══ Material provided ══

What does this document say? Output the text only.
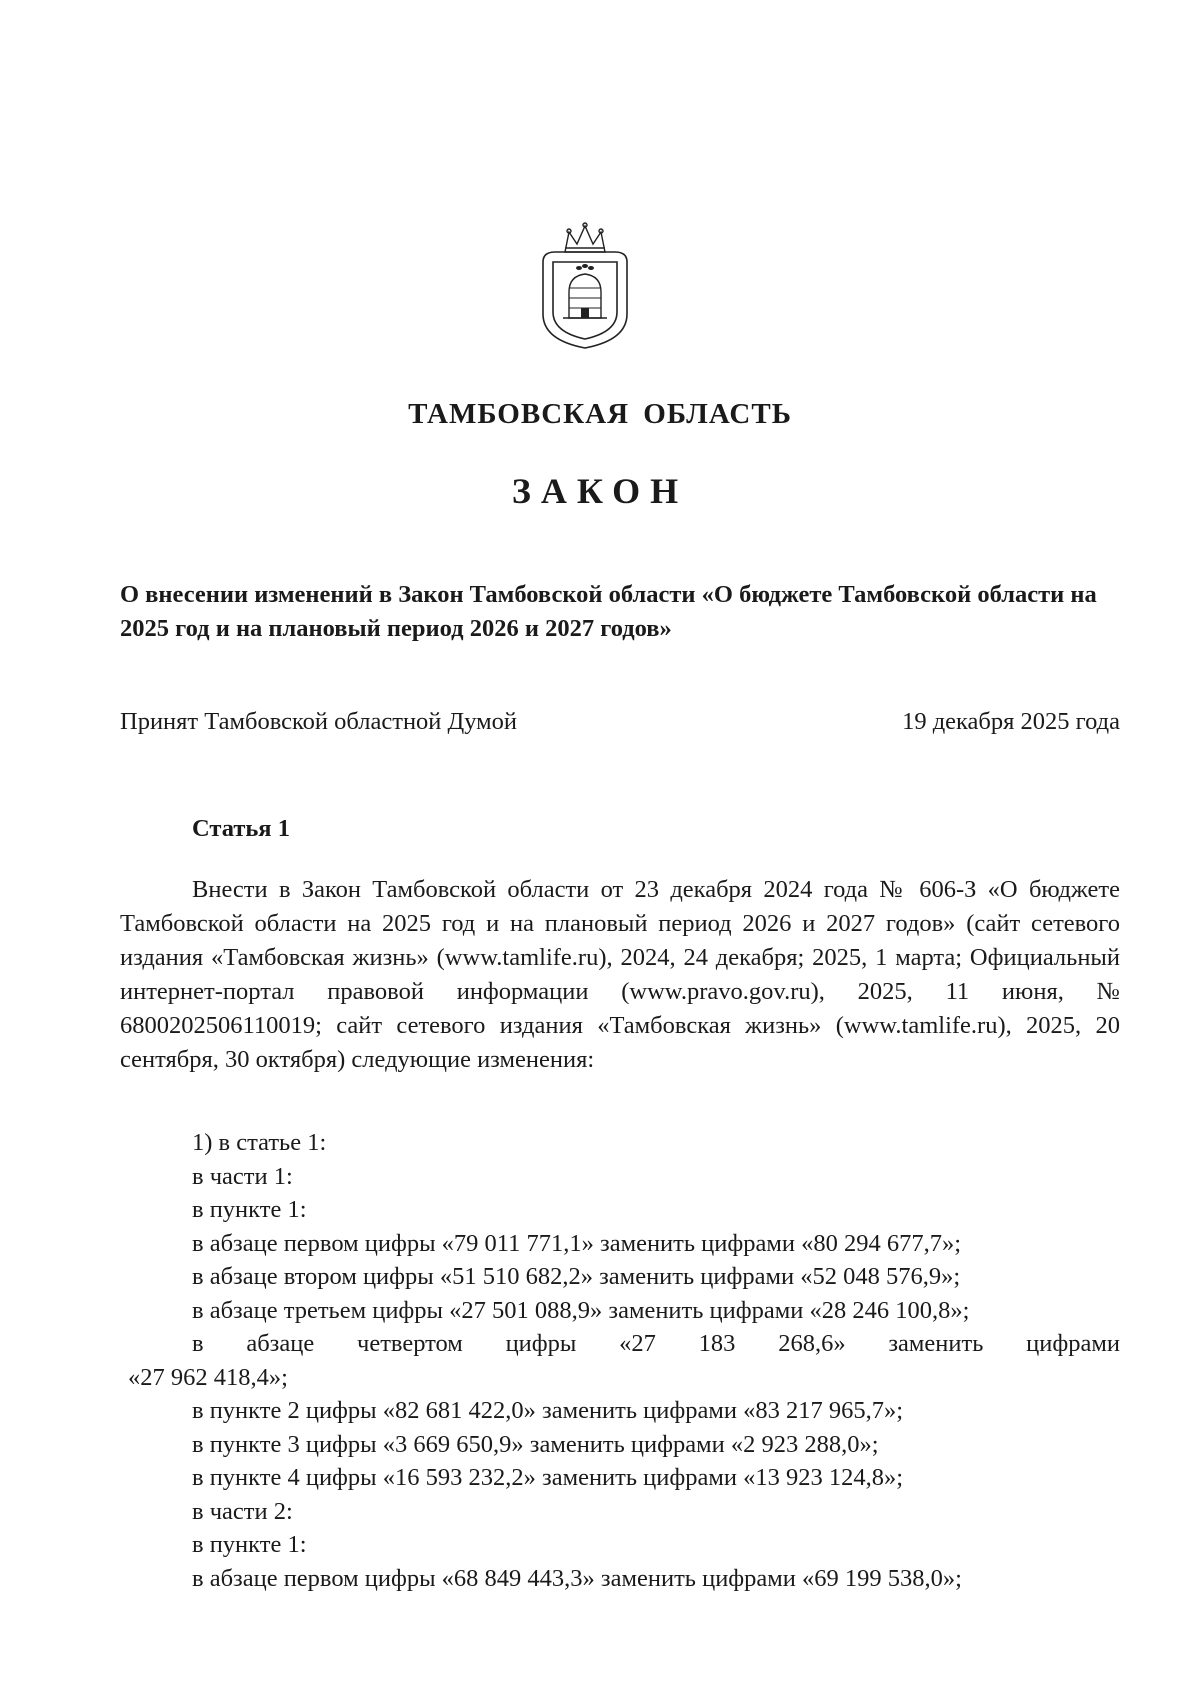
ТАМБОВСКАЯ ОБЛАСТЬ
ЗАКОН
О внесении изменений в Закон Тамбовской области «О бюджете Тамбовской области на 2025 год и на плановый период 2026 и 2027 годов»
Принят Тамбовской областной Думой	19 декабря 2025 года
Статья 1
Внести в Закон Тамбовской области от 23 декабря 2024 года № 606-З «О бюджете Тамбовской области на 2025 год и на плановый период 2026 и 2027 годов» (сайт сетевого издания «Тамбовская жизнь» (www.tamlife.ru), 2024, 24 декабря; 2025, 1 марта; Официальный интернет-портал правовой информации (www.pravo.gov.ru), 2025, 11 июня, № 6800202506110019; сайт сетевого издания «Тамбовская жизнь» (www.tamlife.ru), 2025, 20 сентября, 30 октября) следующие изменения:
1) в статье 1:
в части 1:
в пункте 1:
в абзаце первом цифры «79 011 771,1» заменить цифрами «80 294 677,7»;
в абзаце втором цифры «51 510 682,2» заменить цифрами «52 048 576,9»;
в абзаце третьем цифры «27 501 088,9» заменить цифрами «28 246 100,8»;
в абзаце четвертом цифры «27 183 268,6» заменить цифрами
«27 962 418,4»;
в пункте 2 цифры «82 681 422,0» заменить цифрами «83 217 965,7»;
в пункте 3 цифры «3 669 650,9» заменить цифрами «2 923 288,0»;
в пункте 4 цифры «16 593 232,2» заменить цифрами «13 923 124,8»;
в части 2:
в пункте 1:
в абзаце первом цифры «68 849 443,3» заменить цифрами «69 199 538,0»;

═══

From the entries above, output every line exactly and omit any image.

Written reply →
What does this document say? Output the text only.
ТАМБОВСКАЯ ОБЛАСТЬ
ЗАКОН
О внесении изменений в Закон Тамбовской области «О бюджете Тамбовской области на 2025 год и на плановый период 2026 и 2027 годов»
Принят Тамбовской областной Думой	19 декабря 2025 года
Статья 1
Внести в Закон Тамбовской области от 23 декабря 2024 года № 606-З «О бюджете Тамбовской области на 2025 год и на плановый период 2026 и 2027 годов» (сайт сетевого издания «Тамбовская жизнь» (www.tamlife.ru), 2024, 24 декабря; 2025, 1 марта; Официальный интернет-портал правовой информации (www.pravo.gov.ru), 2025, 11 июня, № 6800202506110019; сайт сетевого издания «Тамбовская жизнь» (www.tamlife.ru), 2025, 20 сентября, 30 октября) следующие изменения:
1) в статье 1:
в части 1:
в пункте 1:
в абзаце первом цифры «79 011 771,1» заменить цифрами «80 294 677,7»;
в абзаце втором цифры «51 510 682,2» заменить цифрами «52 048 576,9»;
в абзаце третьем цифры «27 501 088,9» заменить цифрами «28 246 100,8»;
в абзаце четвертом цифры «27 183 268,6» заменить цифрами
«27 962 418,4»;
в пункте 2 цифры «82 681 422,0» заменить цифрами «83 217 965,7»;
в пункте 3 цифры «3 669 650,9» заменить цифрами «2 923 288,0»;
в пункте 4 цифры «16 593 232,2» заменить цифрами «13 923 124,8»;
в части 2:
в пункте 1:
в абзаце первом цифры «68 849 443,3» заменить цифрами «69 199 538,0»;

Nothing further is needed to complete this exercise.